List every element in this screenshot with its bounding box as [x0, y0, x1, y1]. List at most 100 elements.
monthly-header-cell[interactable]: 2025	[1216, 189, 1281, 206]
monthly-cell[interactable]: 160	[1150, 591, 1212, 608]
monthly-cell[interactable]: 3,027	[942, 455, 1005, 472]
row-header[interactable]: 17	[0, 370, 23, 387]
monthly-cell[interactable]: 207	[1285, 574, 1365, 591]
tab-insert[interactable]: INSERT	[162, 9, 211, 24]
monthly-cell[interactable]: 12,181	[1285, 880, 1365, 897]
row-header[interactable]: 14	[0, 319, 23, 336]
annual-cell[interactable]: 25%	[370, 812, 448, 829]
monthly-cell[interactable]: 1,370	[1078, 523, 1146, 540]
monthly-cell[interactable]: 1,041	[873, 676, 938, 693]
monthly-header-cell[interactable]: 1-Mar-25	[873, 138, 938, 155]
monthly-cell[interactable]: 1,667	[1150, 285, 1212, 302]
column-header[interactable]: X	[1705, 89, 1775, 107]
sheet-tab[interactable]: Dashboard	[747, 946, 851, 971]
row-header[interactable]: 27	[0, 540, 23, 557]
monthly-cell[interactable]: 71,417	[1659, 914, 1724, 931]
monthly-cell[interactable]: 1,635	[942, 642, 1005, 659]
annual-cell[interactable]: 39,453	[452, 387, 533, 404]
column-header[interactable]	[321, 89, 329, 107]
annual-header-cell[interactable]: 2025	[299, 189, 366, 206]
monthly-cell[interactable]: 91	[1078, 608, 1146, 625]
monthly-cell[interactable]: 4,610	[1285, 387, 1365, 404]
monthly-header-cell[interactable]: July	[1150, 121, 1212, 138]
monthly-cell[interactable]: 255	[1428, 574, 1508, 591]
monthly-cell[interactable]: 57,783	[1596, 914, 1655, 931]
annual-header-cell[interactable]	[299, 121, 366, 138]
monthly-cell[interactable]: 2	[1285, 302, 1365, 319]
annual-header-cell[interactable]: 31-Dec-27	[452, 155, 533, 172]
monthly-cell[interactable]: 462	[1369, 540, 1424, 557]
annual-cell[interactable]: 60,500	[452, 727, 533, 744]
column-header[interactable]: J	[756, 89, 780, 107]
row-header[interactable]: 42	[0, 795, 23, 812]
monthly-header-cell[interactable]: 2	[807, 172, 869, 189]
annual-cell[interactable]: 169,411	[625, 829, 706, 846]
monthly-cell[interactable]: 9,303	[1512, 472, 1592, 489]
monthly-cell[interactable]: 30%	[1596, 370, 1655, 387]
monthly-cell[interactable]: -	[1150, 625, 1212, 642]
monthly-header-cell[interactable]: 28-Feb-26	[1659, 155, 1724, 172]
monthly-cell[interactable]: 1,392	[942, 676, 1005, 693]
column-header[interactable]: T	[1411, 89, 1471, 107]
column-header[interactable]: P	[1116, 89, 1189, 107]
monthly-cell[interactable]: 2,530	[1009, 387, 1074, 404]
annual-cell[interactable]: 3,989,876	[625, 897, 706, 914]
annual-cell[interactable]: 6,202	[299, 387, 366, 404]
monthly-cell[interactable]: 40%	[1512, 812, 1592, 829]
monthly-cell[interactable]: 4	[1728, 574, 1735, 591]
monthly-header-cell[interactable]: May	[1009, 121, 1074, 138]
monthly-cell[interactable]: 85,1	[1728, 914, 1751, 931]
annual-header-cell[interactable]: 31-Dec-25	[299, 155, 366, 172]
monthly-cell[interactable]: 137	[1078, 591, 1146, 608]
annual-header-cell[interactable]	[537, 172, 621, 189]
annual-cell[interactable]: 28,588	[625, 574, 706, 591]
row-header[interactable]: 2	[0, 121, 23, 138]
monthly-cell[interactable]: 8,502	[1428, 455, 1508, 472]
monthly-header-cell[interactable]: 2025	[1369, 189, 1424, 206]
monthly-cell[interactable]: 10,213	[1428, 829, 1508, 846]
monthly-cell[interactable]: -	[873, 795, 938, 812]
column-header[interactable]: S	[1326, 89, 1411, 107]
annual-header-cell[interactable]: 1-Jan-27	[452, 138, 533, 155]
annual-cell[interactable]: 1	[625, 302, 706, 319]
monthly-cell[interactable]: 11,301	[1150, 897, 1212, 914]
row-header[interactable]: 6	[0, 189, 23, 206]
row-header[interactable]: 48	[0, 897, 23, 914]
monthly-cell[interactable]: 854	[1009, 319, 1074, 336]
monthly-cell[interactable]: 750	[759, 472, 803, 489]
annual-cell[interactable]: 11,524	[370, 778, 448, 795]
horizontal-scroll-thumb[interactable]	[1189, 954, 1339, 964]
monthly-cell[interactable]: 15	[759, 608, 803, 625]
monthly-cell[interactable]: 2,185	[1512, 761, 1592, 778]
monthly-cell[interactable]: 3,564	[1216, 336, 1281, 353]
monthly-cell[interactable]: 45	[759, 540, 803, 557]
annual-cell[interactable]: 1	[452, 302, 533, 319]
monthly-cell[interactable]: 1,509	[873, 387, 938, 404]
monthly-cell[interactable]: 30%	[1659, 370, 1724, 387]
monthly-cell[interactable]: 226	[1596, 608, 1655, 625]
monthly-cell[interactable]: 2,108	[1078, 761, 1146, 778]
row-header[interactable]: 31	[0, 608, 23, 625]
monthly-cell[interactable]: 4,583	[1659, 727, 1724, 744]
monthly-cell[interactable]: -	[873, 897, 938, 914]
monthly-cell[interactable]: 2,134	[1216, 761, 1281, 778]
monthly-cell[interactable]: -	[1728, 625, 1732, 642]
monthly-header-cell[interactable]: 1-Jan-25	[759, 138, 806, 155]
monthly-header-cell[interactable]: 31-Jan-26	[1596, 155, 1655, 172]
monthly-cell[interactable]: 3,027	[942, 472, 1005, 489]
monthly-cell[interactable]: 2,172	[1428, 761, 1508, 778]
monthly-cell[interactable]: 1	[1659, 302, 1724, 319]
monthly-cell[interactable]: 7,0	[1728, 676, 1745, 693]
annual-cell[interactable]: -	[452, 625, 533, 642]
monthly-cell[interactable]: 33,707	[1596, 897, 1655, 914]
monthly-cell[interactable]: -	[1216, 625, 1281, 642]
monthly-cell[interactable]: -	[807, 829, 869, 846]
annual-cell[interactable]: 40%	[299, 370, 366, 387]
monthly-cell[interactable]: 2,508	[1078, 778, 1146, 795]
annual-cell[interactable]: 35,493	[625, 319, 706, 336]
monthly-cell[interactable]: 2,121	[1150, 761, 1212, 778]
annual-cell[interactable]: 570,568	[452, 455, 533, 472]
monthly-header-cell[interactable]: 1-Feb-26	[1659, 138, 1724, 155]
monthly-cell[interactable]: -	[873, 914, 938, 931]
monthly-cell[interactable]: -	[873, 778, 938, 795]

WHAT IS EXPECTED —
How many of the lines above contain the string "column"? Reply with the number alone.

THE RESULT —
6